- [Given task]:
Please pick out every line below that contains the word "layout", and copy each one in full.

- [Records for processing]:
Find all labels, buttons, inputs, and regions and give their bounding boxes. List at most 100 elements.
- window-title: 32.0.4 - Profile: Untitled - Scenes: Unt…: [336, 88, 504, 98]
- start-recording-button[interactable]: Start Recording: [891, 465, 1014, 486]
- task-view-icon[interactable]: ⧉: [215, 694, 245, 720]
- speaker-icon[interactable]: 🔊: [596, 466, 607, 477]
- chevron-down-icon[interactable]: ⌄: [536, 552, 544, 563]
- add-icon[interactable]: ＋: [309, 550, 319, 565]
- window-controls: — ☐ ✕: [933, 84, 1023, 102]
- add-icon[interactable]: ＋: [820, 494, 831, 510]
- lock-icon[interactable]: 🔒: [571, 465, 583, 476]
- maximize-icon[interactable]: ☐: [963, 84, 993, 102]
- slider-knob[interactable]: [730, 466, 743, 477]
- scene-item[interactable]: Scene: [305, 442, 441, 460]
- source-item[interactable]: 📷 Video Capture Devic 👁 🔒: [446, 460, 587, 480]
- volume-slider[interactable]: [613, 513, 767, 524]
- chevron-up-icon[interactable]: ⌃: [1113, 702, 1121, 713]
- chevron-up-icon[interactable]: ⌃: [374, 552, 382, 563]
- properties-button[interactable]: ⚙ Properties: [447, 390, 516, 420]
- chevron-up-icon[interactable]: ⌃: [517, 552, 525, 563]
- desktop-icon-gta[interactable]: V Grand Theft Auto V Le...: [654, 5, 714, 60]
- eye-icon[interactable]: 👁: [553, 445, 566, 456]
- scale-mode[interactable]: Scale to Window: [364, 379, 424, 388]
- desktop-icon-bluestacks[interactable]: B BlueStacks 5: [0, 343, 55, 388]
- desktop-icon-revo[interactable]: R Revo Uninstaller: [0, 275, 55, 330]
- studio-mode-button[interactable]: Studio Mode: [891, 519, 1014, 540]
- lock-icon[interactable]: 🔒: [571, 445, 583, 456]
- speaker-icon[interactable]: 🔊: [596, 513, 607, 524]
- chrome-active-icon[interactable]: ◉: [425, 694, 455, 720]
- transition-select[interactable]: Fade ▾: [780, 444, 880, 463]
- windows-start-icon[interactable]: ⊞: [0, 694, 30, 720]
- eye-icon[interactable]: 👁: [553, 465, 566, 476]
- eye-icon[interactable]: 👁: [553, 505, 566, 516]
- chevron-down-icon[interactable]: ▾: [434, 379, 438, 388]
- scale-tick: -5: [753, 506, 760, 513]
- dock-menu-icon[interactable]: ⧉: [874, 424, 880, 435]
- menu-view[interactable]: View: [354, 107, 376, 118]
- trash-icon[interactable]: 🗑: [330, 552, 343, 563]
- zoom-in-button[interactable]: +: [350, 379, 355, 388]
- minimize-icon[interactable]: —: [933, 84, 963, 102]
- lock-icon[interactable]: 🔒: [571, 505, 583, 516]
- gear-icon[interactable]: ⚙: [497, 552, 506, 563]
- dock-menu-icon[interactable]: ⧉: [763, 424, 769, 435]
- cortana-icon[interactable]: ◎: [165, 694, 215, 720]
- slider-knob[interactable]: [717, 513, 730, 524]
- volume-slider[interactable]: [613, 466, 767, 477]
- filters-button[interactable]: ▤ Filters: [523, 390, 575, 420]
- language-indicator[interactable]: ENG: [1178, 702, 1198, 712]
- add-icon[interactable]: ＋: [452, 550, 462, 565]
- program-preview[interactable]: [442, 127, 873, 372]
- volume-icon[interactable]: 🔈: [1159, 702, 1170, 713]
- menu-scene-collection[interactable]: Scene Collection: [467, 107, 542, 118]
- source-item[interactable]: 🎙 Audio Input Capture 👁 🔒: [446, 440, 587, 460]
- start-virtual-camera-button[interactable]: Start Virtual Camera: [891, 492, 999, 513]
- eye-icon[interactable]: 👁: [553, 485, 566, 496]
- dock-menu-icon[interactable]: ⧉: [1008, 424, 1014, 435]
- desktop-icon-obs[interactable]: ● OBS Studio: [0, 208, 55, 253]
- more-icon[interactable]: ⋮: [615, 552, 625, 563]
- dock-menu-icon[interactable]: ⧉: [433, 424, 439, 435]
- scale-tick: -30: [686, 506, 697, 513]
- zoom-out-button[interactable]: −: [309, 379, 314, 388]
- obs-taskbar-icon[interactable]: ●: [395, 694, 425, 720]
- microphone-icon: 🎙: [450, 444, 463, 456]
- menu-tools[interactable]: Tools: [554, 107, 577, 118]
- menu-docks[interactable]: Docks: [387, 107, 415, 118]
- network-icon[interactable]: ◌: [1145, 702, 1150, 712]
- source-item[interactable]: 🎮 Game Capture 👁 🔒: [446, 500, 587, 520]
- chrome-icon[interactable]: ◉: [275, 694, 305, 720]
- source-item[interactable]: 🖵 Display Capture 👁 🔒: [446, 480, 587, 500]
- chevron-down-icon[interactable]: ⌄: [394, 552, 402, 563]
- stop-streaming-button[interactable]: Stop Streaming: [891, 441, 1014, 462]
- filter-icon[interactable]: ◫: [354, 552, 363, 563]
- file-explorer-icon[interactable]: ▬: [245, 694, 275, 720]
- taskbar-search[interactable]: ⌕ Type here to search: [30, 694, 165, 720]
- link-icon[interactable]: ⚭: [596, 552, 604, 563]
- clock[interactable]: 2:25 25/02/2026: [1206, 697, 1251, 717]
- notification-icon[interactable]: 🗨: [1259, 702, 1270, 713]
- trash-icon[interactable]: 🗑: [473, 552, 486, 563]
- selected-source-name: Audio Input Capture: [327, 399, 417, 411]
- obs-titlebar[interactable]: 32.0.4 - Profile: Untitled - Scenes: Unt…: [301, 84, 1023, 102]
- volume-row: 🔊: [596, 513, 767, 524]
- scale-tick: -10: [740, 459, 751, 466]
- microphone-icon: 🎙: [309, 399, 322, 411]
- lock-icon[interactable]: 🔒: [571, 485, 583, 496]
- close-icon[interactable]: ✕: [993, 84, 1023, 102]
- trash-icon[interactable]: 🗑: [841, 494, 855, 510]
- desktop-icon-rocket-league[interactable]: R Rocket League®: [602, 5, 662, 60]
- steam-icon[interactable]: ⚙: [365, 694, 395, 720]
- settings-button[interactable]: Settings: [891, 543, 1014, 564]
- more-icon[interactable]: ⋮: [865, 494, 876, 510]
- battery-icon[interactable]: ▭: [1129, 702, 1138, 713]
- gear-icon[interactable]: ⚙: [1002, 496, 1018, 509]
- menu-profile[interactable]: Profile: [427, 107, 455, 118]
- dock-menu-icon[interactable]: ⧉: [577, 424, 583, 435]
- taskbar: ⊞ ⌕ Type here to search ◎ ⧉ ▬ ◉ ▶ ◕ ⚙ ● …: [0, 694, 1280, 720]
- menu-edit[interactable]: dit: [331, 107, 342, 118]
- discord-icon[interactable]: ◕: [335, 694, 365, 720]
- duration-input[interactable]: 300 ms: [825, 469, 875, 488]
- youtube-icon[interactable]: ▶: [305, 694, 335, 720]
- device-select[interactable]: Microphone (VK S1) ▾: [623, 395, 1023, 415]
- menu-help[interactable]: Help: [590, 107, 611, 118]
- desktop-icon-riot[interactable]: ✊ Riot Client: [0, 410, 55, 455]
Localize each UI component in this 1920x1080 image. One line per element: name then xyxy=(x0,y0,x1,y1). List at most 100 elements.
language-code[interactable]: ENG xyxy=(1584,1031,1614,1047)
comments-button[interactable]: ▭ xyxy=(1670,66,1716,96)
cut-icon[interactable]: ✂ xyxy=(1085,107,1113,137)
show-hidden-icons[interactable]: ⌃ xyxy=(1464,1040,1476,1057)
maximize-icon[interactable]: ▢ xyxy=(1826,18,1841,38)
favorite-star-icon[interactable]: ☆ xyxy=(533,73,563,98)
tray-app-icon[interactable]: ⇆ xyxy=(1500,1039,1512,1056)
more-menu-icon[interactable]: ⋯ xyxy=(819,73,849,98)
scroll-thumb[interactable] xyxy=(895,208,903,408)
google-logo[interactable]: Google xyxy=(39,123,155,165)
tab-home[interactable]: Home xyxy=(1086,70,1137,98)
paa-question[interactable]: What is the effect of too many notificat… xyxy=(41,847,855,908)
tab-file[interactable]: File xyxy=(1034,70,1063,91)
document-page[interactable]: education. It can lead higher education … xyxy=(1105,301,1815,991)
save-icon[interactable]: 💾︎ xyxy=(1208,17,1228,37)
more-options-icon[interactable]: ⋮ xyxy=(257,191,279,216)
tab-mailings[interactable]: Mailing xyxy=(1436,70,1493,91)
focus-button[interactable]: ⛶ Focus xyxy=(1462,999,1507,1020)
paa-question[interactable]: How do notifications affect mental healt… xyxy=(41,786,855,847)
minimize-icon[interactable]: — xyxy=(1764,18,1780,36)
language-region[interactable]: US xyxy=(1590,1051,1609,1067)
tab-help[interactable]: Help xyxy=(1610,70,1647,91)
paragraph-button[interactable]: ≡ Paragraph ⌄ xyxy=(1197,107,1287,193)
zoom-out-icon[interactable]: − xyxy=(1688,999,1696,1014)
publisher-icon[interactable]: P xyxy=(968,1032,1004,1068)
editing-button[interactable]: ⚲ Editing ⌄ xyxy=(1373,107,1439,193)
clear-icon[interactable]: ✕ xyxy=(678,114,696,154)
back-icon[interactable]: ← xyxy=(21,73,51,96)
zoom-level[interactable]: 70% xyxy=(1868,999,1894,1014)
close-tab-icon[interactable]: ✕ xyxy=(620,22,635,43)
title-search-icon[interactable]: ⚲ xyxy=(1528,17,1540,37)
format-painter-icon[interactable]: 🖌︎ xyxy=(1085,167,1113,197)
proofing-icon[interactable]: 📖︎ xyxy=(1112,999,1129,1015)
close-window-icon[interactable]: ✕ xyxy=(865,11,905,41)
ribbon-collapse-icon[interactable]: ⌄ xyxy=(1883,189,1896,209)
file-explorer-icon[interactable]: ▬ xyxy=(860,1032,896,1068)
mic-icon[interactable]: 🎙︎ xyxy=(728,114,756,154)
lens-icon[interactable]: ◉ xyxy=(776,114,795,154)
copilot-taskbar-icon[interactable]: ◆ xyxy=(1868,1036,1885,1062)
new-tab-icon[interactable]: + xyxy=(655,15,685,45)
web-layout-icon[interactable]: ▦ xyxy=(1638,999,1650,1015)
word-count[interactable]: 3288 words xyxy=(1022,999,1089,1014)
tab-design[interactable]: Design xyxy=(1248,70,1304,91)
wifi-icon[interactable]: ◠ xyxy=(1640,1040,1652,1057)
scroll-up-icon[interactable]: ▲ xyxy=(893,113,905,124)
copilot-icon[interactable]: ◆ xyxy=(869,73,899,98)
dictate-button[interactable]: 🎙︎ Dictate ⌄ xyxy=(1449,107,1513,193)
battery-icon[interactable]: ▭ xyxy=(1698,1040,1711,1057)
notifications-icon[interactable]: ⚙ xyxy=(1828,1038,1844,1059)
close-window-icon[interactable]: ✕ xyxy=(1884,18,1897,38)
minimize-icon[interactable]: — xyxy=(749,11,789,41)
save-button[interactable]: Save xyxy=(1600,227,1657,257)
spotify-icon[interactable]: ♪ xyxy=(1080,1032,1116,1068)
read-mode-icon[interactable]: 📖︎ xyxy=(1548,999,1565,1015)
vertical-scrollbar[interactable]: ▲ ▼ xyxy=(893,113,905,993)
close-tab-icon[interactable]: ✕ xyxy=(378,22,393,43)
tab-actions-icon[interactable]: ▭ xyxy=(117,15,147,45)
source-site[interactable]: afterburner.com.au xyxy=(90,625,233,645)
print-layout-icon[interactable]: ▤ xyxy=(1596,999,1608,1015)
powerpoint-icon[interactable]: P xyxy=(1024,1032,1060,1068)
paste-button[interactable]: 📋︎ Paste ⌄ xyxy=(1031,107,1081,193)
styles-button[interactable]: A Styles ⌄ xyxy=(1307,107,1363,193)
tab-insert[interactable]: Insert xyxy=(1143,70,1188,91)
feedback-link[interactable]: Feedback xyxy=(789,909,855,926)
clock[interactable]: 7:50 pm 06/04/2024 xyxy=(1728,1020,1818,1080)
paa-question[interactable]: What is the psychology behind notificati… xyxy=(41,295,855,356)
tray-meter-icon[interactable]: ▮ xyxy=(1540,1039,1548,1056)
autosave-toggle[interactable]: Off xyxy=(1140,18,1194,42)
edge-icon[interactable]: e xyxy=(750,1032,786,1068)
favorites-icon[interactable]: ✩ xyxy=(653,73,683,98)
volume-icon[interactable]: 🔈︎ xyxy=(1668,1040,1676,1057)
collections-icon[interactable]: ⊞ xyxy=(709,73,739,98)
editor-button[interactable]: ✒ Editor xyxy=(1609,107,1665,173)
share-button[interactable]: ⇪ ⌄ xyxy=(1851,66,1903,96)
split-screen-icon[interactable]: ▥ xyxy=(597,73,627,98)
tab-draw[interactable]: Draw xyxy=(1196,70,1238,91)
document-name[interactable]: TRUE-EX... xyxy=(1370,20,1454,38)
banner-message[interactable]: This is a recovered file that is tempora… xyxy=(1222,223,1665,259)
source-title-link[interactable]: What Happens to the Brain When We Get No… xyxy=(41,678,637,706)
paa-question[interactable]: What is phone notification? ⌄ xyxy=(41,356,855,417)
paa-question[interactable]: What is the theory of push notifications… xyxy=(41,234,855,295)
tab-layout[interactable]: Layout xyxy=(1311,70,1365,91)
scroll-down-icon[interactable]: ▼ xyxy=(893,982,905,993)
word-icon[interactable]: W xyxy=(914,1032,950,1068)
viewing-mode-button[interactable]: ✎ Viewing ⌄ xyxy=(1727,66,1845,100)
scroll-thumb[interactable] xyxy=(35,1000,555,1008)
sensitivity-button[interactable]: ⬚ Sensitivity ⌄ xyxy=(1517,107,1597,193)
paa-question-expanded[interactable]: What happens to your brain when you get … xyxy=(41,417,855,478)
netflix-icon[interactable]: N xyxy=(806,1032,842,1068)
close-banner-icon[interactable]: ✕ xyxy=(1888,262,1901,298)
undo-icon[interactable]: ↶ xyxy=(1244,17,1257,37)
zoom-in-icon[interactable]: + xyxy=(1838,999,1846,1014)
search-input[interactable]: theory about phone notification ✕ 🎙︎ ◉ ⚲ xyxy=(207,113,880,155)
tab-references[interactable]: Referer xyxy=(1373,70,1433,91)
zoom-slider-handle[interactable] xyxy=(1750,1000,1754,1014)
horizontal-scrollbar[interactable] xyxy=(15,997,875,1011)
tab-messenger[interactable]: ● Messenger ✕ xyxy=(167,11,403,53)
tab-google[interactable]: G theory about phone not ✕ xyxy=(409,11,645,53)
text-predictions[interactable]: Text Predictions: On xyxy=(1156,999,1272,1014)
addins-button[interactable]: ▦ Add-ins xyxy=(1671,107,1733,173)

- [Written solution]:
web-layout-icon[interactable]: ▦ xyxy=(1638,999,1650,1015)
print-layout-icon[interactable]: ▤ xyxy=(1596,999,1608,1015)
tab-layout[interactable]: Layout xyxy=(1311,70,1365,91)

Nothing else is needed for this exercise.